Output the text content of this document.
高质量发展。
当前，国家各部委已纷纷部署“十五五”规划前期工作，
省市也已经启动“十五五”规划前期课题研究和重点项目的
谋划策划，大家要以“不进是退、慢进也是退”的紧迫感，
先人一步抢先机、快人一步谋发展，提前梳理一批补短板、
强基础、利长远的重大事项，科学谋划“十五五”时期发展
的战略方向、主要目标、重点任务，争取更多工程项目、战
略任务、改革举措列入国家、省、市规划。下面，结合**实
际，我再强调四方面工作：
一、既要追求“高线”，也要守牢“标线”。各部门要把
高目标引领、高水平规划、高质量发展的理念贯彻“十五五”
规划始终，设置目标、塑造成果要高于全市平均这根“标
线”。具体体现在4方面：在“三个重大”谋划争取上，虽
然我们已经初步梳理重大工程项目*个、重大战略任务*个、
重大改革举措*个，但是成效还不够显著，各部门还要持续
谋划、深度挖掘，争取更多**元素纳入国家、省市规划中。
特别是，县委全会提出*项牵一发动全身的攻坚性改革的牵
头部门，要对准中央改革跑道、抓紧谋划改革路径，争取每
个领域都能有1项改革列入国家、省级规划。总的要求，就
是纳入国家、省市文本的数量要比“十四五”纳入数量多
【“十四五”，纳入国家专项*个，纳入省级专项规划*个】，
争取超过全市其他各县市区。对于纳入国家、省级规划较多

+ + +

* Objective
The lines above should be duplicated exactly.

* Reply to the exercise
Output the text content of this document.
高质量发展。
当前，国家各部委已纷纷部署“十五五”规划前期工作，
省市也已经启动“十五五”规划前期课题研究和重点项目的
谋划策划，大家要以“不进是退、慢进也是退”的紧迫感，
先人一步抢先机、快人一步谋发展，提前梳理一批补短板、
强基础、利长远的重大事项，科学谋划“十五五”时期发展
的战略方向、主要目标、重点任务，争取更多工程项目、战
略任务、改革举措列入国家、省、市规划。下面，结合**实
际，我再强调四方面工作：
一、既要追求“高线”，也要守牢“标线”。各部门要把
高目标引领、高水平规划、高质量发展的理念贯彻“十五五”
规划始终，设置目标、塑造成果要高于全市平均这根“标
线”。具体体现在4方面：在“三个重大”谋划争取上，虽
然我们已经初步梳理重大工程项目*个、重大战略任务*个、
重大改革举措*个，但是成效还不够显著，各部门还要持续
谋划、深度挖掘，争取更多**元素纳入国家、省市规划中。
特别是，县委全会提出*项牵一发动全身的攻坚性改革的牵
头部门，要对准中央改革跑道、抓紧谋划改革路径，争取每
个领域都能有1项改革列入国家、省级规划。总的要求，就
是纳入国家、省市文本的数量要比“十四五”纳入数量多
【“十四五”，纳入国家专项*个，纳入省级专项规划*个】，
争取超过全市其他各县市区。对于纳入国家、省级规划较多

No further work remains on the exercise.